-- start of Excerpt --

The forecasts for the domestic economy are underpinned by several technical assumptions. The exchange rate is assumed to remain around its average level of early June 2008 (a trade-weighted index of around 73 and a $US exchange rate of around 96c). Interest rates are assumed to remain unchanged at their current levels. World oil prices (Tapis) are assumed to remain at around $US 140 per barrel. The farm sector forecasts are based on an assumed return to average seasonal conditions in the remainder of the forecasting period, but take into account the effects of sustained drought conditions in the preceding period.

Household consumption

The medium term outlook for household consumption is similar to Budget with forecasts for both 2007-08 and 2008-09 unchanged from Budget at 4½ per cent and 2¾ per cent respectively. In 2009-10, growth is expected to remain restrained.

Consumption growth slowed from 1.5 per cent in December to 0.7 per cent in March against a backdrop of rising borrowing costs and financial market instability. Since Budget, higher oil prices have further dampened consumer sentiment and there is continued evidence of weaker growth in consumer activity. Reflecting this, growth in the June quarter is likely to be subdued.

Chart 1: Household consumption and gross disposable income (real)

Chart 1: Household consumption and gross disposable income (real)

Source: ABS Cat. No. 5206.0 and Treasury.

Similar to the Budget outlook, it is anticipated that consumers will adjust to higher interest rates and lower returns on financial assets by increasing their rate of saving and reducing debt accumulation. This is supported by a fall in the value of lending finance since the start of 2008. With household disposable income growing at a faster rate than consumption (chart 1), the household saving ratio is expected to improve, consolidating its recovery in recent years (chart 2).

Moderate consumption growth is set to continue into 2009-10 with year average growth forecast to remain at 2¾ per cent. Recent increases in borrowing costs are expected to continue to weigh on growth. In addition, downside risks to the outlook have become more pronounced since Budget in light of higher oil prices, continued stock market volatility and lower consumer confidence.

-- end of Excerpt --

■ Exercise requirements
**1)** Extract from the economic forecast excerpt the passage between "Consumption growth slowed" and "to be subdued.", inclusive.
**2)** Answer these questions using the economic forecast excerpt:
(a) What level are world oil prices (Tapis) assumed to stay at?
(b) What did consumption growth slow to in March?
(c) What year average growth in consumption is forecast for 2009-10?
**3)** Proceed with the economic forecast excerpt, picking up after its final sentence.

-- start of Material provided --

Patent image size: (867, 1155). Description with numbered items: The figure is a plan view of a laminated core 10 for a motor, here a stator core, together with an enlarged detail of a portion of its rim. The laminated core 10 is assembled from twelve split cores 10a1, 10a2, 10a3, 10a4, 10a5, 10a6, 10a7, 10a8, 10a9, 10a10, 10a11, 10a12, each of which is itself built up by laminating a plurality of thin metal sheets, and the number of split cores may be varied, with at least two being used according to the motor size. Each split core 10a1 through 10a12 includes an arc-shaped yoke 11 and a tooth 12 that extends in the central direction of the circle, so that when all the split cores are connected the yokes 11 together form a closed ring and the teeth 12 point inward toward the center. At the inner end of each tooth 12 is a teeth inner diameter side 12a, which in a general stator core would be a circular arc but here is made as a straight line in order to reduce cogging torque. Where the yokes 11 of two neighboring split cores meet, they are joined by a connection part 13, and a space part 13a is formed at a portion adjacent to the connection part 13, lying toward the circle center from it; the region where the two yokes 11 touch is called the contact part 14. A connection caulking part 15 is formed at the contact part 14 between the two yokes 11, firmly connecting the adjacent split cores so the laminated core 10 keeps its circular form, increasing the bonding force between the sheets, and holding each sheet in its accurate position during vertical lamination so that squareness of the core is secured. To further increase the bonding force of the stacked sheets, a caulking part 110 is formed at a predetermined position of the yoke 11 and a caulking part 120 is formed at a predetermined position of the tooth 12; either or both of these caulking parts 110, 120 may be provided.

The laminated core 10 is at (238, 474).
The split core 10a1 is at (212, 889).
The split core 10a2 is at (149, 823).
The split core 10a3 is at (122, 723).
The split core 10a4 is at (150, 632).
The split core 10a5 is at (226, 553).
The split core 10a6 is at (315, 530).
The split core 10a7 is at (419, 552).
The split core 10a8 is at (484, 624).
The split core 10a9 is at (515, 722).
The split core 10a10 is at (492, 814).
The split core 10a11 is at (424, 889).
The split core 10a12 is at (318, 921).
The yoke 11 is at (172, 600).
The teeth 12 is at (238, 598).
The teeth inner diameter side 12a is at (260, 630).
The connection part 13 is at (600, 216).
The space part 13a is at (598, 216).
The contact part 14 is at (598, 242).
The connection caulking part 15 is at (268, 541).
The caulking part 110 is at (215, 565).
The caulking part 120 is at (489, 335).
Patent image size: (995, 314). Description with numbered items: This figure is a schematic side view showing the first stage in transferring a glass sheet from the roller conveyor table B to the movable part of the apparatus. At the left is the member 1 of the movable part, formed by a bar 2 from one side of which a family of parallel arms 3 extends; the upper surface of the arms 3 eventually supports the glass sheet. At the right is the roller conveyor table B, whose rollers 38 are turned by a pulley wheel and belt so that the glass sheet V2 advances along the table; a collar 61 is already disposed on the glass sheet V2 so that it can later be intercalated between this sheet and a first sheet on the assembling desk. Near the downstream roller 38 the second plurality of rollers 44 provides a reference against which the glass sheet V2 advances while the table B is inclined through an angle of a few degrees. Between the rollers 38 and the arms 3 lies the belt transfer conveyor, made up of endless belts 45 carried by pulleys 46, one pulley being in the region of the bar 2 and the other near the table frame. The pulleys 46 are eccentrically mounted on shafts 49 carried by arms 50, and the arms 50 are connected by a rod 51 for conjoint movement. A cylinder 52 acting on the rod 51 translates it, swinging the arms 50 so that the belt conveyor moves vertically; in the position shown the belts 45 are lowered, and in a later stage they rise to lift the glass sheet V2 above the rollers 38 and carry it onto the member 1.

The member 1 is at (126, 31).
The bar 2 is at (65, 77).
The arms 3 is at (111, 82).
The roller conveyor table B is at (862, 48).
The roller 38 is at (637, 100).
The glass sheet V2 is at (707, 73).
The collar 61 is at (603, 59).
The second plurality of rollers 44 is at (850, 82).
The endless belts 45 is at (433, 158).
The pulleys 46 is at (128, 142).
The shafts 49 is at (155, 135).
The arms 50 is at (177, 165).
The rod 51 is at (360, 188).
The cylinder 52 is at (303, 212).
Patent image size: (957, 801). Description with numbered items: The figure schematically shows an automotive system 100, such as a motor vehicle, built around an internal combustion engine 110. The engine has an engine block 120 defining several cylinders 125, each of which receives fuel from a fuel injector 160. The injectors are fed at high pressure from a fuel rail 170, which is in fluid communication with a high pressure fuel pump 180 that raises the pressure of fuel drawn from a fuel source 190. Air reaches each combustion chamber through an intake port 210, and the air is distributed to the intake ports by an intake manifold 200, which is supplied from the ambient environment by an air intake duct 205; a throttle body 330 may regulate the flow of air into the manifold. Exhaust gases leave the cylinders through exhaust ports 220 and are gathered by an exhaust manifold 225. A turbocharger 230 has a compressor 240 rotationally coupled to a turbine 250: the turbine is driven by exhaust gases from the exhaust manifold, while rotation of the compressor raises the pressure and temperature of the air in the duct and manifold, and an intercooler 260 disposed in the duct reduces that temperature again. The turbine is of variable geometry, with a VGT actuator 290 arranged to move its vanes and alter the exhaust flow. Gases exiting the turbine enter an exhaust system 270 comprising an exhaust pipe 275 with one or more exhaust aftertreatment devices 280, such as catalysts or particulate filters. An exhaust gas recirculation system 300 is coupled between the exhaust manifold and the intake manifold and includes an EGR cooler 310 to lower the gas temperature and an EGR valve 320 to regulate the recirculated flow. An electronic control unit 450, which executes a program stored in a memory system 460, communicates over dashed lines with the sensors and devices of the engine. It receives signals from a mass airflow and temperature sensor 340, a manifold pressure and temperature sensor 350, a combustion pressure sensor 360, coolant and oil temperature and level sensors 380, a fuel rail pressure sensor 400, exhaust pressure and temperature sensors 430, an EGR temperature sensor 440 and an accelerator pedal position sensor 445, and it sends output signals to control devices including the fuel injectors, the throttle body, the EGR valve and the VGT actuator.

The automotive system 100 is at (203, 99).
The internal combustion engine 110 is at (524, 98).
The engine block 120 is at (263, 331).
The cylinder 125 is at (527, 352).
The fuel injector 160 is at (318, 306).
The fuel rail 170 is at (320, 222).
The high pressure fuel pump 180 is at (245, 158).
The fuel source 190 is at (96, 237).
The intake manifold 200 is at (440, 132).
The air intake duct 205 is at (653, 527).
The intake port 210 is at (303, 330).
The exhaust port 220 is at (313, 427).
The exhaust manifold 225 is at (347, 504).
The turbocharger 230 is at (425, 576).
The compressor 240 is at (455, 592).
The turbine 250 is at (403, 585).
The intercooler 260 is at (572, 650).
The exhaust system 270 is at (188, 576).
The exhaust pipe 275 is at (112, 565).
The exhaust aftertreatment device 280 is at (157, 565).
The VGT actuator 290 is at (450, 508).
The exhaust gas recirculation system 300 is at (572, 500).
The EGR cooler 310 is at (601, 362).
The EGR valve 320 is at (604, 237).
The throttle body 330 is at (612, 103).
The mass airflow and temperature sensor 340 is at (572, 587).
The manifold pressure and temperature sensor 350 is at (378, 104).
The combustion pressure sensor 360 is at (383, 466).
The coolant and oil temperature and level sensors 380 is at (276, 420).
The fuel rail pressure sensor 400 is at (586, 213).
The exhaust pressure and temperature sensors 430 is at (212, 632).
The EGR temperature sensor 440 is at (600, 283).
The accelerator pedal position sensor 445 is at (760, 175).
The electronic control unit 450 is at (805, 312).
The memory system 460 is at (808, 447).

-- end of Material provided --

■ Replies
**1)**
Consumption growth slowed from 1.5 per cent in December to 0.7 per cent in March against a backdrop of rising borrowing costs and financial market instability. Since Budget, higher oil prices have further dampened consumer sentiment and there is continued evidence of weaker growth in consumer activity. Reflecting this, growth in the June quarter is likely to be subdued.

**2)**
(a) Around $US 140 per barrel.
(b) 0.7 per cent.
(c) 2¾ per cent.

**3)**
Chart 2: Household Saving Ratio

Chart 2: Household Saving Ratio

Source: ABS Cat. No. 5206.0 and Treasury.

Dwelling investment

The outlook for the residential construction sector has weakened since Budget, driven by weaker alterations and additions activity. The impact of higher interest rates continues to weigh on the sector, with recent partial data around housing finance and building approvals supporting this view.

Previous cash rate rises and independent bank increases are also being seen in weakening demand for renovations. While the forecast for 2008-09 is broadly unchanged for new dwelling investment, the outlook for alterations and additions has slightly deteriorated from Budget. New dwelling investment is expected to remain flat in 2008-09, while investment in alterations and additions is forecast to grow by 1 per cent, compared to the growth of 3 per cent forecast at Budget (Chart 3).

Chart 3: Dwelling investment (real)

Chart 3: Dwelling investment (real)

Source: ABS Cat. No. 5206.0 and Treasury.

Despite the weak outlook for dwelling investment in the medium term, fundamental forces in the housing market are suggestive of stronger activity in the longer term. With the population growing at the fastest rate in almost 20 years, supported by record levels of migration, underlying demand for housing continues to remain strong.

Chart 4: Dwelling Completions and Demand

Chart 4: Dwelling Completions and Demand

Source: ABS Catalogue Numbers 3101.0, 8752.0, Census (1991, 1996, 2001 and 2006) and Treasury calculations.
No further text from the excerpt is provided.